-------- EXTRAIT DU TEXTE
Le développement même de l’Union Soviétique témoigne que l’expérience fondamentale de la révolution et de l’édification en Union Soviétique est celle d’un grand succès ; c’est le premier chant de victoire du marxisme-léninisme dans l’histoire de l’humanité, et qui retentit dans le monde entier.
En quoi consiste donc l’expérience fondamentale de la révolution et de l’édification en Union Soviétique ? A notre avis, ce qui suit pour le moins, a un caractère fondamental.
1. Les éléments avancés du prolétariat s’organisent en Parti communiste. Ce parti politique prend pour guide d’action le marxisme-léninisme, il s’organise selon le principe du centralisme démocratique, il est en liaison étroite avec les masses, il s’attache à devenir le noyau des masses laborieuses et éduque ses membres et les masses populaires dans l’esprit du marxisme-léninisme.
2. Le prolétariat, guidé par le Parti communiste, et ayant rallié l’ensemble du peuple travailleur, arrache le pouvoir aux mains de la bourgeoisie au moyen de la lutte révolutionnaire.
3. Après la victoire de la révolution, le prolétariat, conduit par le Parti communiste, ralliant les larges populaires en se fondant sur l’alliance des ouvriers et des paysans, instaure sa dictature sur la classe des propriétaires fonciers et sur la bourgeoisie, réprime la résistance des contrerévolutionnaires, nationalise l’industrie et procède graduellement à la collectivisation de l’agriculture, abolissant ainsi le système d’exploitation et celui de la propriété privée des moyens de production, et faisant disparaître les classes.
----------------
▸ **TRAVAIL DEMANDÉ**
Rédigez la suite du texte consacré à l'expérience de la révolution et de l'édification en Union soviétique, en reprenant juste après sa dernière phrase.
-------- JEU DE DONNÉES
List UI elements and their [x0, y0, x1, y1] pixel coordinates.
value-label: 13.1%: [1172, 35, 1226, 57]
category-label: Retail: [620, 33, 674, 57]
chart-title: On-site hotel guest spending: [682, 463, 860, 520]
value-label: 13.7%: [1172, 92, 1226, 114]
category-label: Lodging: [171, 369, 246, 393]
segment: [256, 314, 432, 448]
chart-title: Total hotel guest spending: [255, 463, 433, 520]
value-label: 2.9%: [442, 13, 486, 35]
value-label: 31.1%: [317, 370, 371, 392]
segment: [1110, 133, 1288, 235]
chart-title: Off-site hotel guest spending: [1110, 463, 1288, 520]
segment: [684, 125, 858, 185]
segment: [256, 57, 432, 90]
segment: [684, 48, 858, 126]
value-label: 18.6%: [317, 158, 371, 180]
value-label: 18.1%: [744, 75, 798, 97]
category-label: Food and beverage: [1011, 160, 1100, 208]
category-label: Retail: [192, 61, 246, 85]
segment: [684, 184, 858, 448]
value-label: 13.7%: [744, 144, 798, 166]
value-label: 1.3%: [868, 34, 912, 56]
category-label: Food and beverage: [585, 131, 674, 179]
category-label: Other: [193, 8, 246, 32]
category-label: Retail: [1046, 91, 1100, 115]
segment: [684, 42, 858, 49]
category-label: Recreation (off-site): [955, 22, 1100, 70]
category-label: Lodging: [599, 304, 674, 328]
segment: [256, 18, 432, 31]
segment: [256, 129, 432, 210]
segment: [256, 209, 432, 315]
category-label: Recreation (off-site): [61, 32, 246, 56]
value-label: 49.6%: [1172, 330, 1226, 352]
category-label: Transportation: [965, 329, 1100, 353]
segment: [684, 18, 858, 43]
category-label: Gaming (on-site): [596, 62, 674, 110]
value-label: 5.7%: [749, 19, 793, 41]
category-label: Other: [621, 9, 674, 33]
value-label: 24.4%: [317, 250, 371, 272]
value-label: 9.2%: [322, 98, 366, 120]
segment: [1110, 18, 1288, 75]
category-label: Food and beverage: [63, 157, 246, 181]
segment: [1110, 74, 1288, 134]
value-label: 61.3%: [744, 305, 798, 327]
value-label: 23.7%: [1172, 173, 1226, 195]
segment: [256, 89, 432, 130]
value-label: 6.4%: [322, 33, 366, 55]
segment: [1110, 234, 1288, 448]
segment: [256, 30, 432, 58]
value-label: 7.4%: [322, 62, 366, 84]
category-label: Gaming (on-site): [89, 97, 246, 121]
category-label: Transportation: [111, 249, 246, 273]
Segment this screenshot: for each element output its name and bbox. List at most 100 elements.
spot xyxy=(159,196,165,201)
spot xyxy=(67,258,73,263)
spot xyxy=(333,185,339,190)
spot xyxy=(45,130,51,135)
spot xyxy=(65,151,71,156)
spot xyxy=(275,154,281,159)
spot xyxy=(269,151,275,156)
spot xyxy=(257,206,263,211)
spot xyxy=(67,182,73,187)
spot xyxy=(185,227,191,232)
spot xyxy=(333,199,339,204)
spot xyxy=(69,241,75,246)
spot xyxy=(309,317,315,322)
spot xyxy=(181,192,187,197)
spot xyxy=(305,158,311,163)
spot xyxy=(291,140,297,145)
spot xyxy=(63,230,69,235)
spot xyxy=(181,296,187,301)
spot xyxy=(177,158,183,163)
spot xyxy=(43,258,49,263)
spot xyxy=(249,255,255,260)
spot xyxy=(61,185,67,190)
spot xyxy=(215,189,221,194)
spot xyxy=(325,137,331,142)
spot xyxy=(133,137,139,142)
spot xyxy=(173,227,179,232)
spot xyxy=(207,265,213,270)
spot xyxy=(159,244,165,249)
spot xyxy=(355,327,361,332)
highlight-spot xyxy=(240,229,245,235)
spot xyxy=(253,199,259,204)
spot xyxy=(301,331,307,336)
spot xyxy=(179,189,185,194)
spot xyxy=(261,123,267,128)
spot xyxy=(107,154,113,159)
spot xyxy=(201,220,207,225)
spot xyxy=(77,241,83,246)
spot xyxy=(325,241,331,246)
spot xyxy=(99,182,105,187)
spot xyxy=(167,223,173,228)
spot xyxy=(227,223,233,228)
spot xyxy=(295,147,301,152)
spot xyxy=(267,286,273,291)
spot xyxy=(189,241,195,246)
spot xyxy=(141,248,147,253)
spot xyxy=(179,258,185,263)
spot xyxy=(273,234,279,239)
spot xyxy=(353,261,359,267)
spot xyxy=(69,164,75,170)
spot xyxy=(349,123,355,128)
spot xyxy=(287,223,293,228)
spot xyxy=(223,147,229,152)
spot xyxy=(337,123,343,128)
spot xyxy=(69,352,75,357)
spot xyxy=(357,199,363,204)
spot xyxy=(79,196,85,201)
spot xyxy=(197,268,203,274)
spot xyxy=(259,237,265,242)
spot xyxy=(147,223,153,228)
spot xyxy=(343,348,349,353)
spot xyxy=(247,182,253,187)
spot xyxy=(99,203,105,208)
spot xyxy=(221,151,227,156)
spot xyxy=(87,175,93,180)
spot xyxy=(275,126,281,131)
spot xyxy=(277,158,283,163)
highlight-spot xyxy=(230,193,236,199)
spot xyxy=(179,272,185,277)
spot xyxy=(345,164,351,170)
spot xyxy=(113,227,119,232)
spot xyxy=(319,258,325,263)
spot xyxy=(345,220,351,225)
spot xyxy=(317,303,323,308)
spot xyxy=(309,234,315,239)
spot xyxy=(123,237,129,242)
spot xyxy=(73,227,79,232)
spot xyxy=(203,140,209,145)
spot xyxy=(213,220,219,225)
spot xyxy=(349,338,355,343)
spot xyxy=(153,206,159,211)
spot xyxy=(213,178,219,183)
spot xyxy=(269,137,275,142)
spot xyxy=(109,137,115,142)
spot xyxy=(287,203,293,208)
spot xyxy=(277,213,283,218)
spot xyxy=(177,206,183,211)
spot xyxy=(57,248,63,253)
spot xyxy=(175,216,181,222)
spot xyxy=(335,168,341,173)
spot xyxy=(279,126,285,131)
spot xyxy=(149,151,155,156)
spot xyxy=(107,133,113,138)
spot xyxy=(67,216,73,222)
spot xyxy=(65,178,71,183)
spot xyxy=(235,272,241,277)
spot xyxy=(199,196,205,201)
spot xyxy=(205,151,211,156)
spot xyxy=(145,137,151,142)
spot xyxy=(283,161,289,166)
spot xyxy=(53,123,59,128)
----------------
▸ **RÉSULTAT**
4. L’Etat, dirigé par le prolétariat et le Parti communiste, oriente l’effort des masses populaires en vue d’assurer le développement planifié de l’économie et de la culture socialistes ; sur cette base, il élève progressivement le niveau de vie de la population et prépare activement les conditions qui permettront d’engager la lutte pour passer à la société communiste.
5. L’Etat, dirigé par le prolétariat et le Parti communiste, s’oppose résolument à l’agression impérialiste ; il reconnaît l’égalité en droits des nations et défend la paix mondiale ; il s’en tient fermement aux principes de l’internationalisme prolétarien, fait tout pour s’assurer l’appui des travailleurs de tous les pays, et en même temps déploie tous ses efforts pour leur venir en aide ainsi qu’à toutes les nations opprimées.
D’ordinaire, quand nous parlons de la voie qu’a suivie la Révolution d’Octobre, nous avons en vue ces éléments essentiels, sans nous arrêter à la forme spécifique qu’a revêtue cette révolution dans des circonstances déterminées de temps et de lieu. Ces éléments essentiels constituent tous des vérités universelles du marxisme-léninisme, valables pour le monde entier.
Le processus de la révolution et de l’édification dans chaque pays présente des traits communs ; il en présente aussi de différents. En ce sens, chaque Etat suit sa propre voie, la voie spécifique de son développement. Nous reviendrons sur cette question. Mais du point de vue des thèses fondamentales, le chemin qu’a suivi la Révolution d’Octobre procède des lois générales de la révolution et de l’édification à une étape déterminée sur la longue route du développement de la société humaine.
Ce n’est pas seulement la large voie qu’emprunte le prolétariat de l’Union Soviétique, c’est aussi celle que doivent suivre les prolétaires de tous les pays pour remporter la victoire. Aussi le Comité central du Parti communiste chinois a-t –il indiqué dans son rapport politique au Ville Congrès national du Parti : « Si la révolution dans notre pays a de nombreux traits qui lui sont propres, les communistes chinois considèrent cependant la cause à laquelle ils se dévouent comme la continuation de la grande Révolution d’Octobre ».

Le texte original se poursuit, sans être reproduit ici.